*EXERCISE OBJECTIVE*.
The records below should be written out again, exactly.

Records from a data collection:
** BEGIN **

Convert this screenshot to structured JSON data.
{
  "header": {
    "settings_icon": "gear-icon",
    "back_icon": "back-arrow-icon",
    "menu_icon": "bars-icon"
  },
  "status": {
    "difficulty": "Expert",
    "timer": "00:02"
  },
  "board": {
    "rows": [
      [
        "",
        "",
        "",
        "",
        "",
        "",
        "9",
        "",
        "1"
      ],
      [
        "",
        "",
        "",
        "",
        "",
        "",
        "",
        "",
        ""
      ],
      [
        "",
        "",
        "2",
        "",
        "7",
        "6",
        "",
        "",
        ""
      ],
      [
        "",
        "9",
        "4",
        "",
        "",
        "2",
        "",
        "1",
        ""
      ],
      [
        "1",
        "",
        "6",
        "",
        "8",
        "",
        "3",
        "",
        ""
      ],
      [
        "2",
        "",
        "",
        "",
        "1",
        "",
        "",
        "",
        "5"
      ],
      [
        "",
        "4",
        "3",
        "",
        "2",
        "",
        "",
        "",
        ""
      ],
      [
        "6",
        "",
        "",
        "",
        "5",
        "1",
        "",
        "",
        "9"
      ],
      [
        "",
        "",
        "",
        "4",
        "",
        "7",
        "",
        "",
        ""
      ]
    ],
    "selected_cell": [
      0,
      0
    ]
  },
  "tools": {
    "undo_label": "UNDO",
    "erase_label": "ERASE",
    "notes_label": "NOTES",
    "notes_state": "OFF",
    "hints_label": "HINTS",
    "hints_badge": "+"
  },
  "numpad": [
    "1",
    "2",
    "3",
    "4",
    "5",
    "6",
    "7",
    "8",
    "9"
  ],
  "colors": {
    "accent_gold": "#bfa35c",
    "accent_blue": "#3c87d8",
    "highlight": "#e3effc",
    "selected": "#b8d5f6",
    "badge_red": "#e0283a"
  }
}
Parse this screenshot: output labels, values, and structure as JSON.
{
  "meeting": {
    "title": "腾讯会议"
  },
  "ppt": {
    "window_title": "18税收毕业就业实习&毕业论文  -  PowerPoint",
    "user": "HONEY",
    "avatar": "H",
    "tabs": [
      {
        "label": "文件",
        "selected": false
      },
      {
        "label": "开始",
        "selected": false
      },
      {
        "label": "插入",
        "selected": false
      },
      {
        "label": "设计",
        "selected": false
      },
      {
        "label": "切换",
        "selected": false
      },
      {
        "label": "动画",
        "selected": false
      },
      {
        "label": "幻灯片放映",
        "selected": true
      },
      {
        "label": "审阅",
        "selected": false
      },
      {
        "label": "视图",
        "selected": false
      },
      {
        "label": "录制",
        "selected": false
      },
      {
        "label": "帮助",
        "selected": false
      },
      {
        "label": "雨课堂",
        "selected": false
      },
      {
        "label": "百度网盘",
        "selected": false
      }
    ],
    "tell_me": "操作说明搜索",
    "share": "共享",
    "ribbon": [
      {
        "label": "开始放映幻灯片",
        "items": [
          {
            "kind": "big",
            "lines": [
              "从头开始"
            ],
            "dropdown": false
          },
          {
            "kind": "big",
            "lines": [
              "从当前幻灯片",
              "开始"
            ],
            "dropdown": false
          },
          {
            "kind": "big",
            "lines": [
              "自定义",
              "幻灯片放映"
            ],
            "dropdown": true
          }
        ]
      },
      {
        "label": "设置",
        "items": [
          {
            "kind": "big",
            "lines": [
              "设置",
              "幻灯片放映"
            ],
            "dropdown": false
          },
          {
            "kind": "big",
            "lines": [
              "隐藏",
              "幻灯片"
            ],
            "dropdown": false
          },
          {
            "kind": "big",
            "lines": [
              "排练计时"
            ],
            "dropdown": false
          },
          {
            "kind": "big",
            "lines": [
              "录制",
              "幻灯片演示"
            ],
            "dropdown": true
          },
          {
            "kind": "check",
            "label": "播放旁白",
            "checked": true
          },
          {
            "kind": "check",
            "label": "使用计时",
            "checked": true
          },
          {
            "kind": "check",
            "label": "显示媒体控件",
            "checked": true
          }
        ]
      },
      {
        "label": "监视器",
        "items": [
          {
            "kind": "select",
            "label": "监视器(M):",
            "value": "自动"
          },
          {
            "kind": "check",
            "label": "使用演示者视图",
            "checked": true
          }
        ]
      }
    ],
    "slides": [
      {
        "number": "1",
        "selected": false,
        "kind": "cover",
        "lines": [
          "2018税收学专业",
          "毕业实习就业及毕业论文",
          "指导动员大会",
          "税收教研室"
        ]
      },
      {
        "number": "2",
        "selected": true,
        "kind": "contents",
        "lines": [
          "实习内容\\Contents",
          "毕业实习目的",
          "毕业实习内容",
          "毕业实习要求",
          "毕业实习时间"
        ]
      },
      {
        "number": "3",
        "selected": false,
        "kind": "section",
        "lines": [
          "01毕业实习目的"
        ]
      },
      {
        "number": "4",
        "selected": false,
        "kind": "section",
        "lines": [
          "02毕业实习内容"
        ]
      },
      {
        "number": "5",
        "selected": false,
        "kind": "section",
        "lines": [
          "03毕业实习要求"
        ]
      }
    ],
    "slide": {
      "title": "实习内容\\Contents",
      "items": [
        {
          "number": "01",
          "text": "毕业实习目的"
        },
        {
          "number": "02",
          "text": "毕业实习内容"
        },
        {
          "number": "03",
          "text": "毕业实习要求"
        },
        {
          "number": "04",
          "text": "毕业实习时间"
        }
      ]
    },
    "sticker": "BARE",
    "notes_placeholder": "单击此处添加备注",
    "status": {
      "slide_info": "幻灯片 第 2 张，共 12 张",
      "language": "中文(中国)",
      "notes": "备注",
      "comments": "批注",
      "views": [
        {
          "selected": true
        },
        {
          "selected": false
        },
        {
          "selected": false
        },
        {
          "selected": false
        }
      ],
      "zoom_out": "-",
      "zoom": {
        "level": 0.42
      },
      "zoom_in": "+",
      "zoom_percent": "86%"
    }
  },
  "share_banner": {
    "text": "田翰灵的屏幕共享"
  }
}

** END **

*RESPONSE*.
Convert this screenshot to structured JSON data.
{
  "header": {
    "settings_icon": "gear-icon",
    "back_icon": "back-arrow-icon",
    "menu_icon": "bars-icon"
  },
  "status": {
    "difficulty": "Expert",
    "timer": "00:02"
  },
  "board": {
    "rows": [
      [
        "",
        "",
        "",
        "",
        "",
        "",
        "9",
        "",
        "1"
      ],
      [
        "",
        "",
        "",
        "",
        "",
        "",
        "",
        "",
        ""
      ],
      [
        "",
        "",
        "2",
        "",
        "7",
        "6",
        "",
        "",
        ""
      ],
      [
        "",
        "9",
        "4",
        "",
        "",
        "2",
        "",
        "1",
        ""
      ],
      [
        "1",
        "",
        "6",
        "",
        "8",
        "",
        "3",
        "",
        ""
      ],
      [
        "2",
        "",
        "",
        "",
        "1",
        "",
        "",
        "",
        "5"
      ],
      [
        "",
        "4",
        "3",
        "",
        "2",
        "",
        "",
        "",
        ""
      ],
      [
        "6",
        "",
        "",
        "",
        "5",
        "1",
        "",
        "",
        "9"
      ],
      [
        "",
        "",
        "",
        "4",
        "",
        "7",
        "",
        "",
        ""
      ]
    ],
    "selected_cell": [
      0,
      0
    ]
  },
  "tools": {
    "undo_label": "UNDO",
    "erase_label": "ERASE",
    "notes_label": "NOTES",
    "notes_state": "OFF",
    "hints_label": "HINTS",
    "hints_badge": "+"
  },
  "numpad": [
    "1",
    "2",
    "3",
    "4",
    "5",
    "6",
    "7",
    "8",
    "9"
  ],
  "colors": {
    "accent_gold": "#bfa35c",
    "accent_blue": "#3c87d8",
    "highlight": "#e3effc",
    "selected": "#b8d5f6",
    "badge_red": "#e0283a"
  }
}
Parse this screenshot: output labels, values, and structure as JSON.
{
  "meeting": {
    "title": "腾讯会议"
  },
  "ppt": {
    "window_title": "18税收毕业就业实习&毕业论文  -  PowerPoint",
    "user": "HONEY",
    "avatar": "H",
    "tabs": [
      {
        "label": "文件",
        "selected": false
      },
      {
        "label": "开始",
        "selected": false
      },
      {
        "label": "插入",
        "selected": false
      },
      {
        "label": "设计",
        "selected": false
      },
      {
        "label": "切换",
        "selected": false
      },
      {
        "label": "动画",
        "selected": false
      },
      {
        "label": "幻灯片放映",
        "selected": true
      },
      {
        "label": "审阅",
        "selected": false
      },
      {
        "label": "视图",
        "selected": false
      },
      {
        "label": "录制",
        "selected": false
      },
      {
        "label": "帮助",
        "selected": false
      },
      {
        "label": "雨课堂",
        "selected": false
      },
      {
        "label": "百度网盘",
        "selected": false
      }
    ],
    "tell_me": "操作说明搜索",
    "share": "共享",
    "ribbon": [
      {
        "label": "开始放映幻灯片",
        "items": [
          {
            "kind": "big",
            "lines": [
              "从头开始"
            ],
            "dropdown": false
          },
          {
            "kind": "big",
            "lines": [
              "从当前幻灯片",
              "开始"
            ],
            "dropdown": false
          },
          {
            "kind": "big",
            "lines": [
              "自定义",
              "幻灯片放映"
            ],
            "dropdown": true
          }
        ]
      },
      {
        "label": "设置",
        "items": [
          {
            "kind": "big",
            "lines": [
              "设置",
              "幻灯片放映"
            ],
            "dropdown": false
          },
          {
            "kind": "big",
            "lines": [
              "隐藏",
              "幻灯片"
            ],
            "dropdown": false
          },
          {
            "kind": "big",
            "lines": [
              "排练计时"
            ],
            "dropdown": false
          },
          {
            "kind": "big",
            "lines": [
              "录制",
              "幻灯片演示"
            ],
            "dropdown": true
          },
          {
            "kind": "check",
            "label": "播放旁白",
            "checked": true
          },
          {
            "kind": "check",
            "label": "使用计时",
            "checked": true
          },
          {
            "kind": "check",
            "label": "显示媒体控件",
            "checked": true
          }
        ]
      },
      {
        "label": "监视器",
        "items": [
          {
            "kind": "select",
            "label": "监视器(M):",
            "value": "自动"
          },
          {
            "kind": "check",
            "label": "使用演示者视图",
            "checked": true
          }
        ]
      }
    ],
    "slides": [
      {
        "number": "1",
        "selected": false,
        "kind": "cover",
        "lines": [
          "2018税收学专业",
          "毕业实习就业及毕业论文",
          "指导动员大会",
          "税收教研室"
        ]
      },
      {
        "number": "2",
        "selected": true,
        "kind": "contents",
        "lines": [
          "实习内容\\Contents",
          "毕业实习目的",
          "毕业实习内容",
          "毕业实习要求",
          "毕业实习时间"
        ]
      },
      {
        "number": "3",
        "selected": false,
        "kind": "section",
        "lines": [
          "01毕业实习目的"
        ]
      },
      {
        "number": "4",
        "selected": false,
        "kind": "section",
        "lines": [
          "02毕业实习内容"
        ]
      },
      {
        "number": "5",
        "selected": false,
        "kind": "section",
        "lines": [
          "03毕业实习要求"
        ]
      }
    ],
    "slide": {
      "title": "实习内容\\Contents",
      "items": [
        {
          "number": "01",
          "text": "毕业实习目的"
        },
        {
          "number": "02",
          "text": "毕业实习内容"
        },
        {
          "number": "03",
          "text": "毕业实习要求"
        },
        {
          "number": "04",
          "text": "毕业实习时间"
        }
      ]
    },
    "sticker": "BARE",
    "notes_placeholder": "单击此处添加备注",
    "status": {
      "slide_info": "幻灯片 第 2 张，共 12 张",
      "language": "中文(中国)",
      "notes": "备注",
      "comments": "批注",
      "views": [
        {
          "selected": true
        },
        {
          "selected": false
        },
        {
          "selected": false
        },
        {
          "selected": false
        }
      ],
      "zoom_out": "-",
      "zoom": {
        "level": 0.42
      },
      "zoom_in": "+",
      "zoom_percent": "86%"
    }
  },
  "share_banner": {
    "text": "田翰灵的屏幕共享"
  }
}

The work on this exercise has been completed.